Pick out every line that holds the string "Favors" and copy it.

__Given data__
==========
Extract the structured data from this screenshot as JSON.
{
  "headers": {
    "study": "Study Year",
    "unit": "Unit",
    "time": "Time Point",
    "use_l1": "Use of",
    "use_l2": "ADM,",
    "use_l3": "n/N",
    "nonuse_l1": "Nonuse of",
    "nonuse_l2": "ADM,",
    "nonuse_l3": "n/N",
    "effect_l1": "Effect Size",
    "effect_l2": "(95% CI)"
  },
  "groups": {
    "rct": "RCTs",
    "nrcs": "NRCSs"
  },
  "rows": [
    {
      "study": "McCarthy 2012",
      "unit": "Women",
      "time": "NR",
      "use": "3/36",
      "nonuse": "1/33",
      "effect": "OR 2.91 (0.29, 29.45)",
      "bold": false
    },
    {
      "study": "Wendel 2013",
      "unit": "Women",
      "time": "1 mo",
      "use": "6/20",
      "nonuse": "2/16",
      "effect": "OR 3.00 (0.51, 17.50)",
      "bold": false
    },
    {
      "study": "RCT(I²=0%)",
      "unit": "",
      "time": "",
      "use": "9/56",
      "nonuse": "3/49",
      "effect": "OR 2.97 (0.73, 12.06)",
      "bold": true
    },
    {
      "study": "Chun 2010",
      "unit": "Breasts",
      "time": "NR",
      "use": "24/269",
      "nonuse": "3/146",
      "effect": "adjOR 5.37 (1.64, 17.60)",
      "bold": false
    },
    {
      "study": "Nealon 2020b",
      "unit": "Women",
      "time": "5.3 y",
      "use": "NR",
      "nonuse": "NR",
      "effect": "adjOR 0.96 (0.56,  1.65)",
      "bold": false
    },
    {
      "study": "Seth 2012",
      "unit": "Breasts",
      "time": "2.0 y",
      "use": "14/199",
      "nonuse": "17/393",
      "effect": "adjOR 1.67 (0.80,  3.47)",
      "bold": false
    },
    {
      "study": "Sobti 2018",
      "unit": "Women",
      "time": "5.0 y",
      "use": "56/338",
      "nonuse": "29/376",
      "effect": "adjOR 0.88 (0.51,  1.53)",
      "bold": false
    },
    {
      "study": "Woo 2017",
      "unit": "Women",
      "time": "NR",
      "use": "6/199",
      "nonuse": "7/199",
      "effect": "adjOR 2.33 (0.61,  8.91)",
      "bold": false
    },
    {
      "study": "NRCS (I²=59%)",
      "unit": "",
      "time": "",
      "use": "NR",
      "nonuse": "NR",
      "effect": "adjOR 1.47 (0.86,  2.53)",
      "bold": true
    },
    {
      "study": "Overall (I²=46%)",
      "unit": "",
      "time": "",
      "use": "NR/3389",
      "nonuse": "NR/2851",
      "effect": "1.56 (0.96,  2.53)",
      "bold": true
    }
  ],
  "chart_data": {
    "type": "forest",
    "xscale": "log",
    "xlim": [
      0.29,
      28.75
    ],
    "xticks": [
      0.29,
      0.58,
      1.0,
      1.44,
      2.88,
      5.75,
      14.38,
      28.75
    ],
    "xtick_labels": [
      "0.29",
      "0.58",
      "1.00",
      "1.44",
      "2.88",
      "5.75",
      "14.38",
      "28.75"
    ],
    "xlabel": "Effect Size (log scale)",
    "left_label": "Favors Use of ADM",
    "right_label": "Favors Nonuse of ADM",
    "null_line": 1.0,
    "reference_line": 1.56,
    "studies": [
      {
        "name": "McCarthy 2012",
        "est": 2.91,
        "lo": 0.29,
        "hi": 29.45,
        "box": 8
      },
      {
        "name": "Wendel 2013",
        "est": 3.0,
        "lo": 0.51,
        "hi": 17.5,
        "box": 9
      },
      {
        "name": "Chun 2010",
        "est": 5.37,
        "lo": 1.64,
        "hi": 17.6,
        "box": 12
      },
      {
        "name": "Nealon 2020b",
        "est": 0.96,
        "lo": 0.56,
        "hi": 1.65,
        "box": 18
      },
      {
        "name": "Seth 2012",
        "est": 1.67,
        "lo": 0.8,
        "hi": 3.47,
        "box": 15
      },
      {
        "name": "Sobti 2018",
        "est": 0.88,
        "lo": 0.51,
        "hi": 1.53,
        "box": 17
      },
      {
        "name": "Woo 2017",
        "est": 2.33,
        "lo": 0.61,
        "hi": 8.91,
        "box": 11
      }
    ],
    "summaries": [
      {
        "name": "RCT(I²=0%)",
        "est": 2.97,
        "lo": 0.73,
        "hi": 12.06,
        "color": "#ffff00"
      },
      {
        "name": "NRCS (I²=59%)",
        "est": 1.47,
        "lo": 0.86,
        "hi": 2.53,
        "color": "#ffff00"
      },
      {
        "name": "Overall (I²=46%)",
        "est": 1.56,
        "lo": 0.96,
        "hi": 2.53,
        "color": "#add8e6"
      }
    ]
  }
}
==========
__Reply to the task__
    "left_label": "Favors Use of ADM",
    "right_label": "Favors Nonuse of ADM",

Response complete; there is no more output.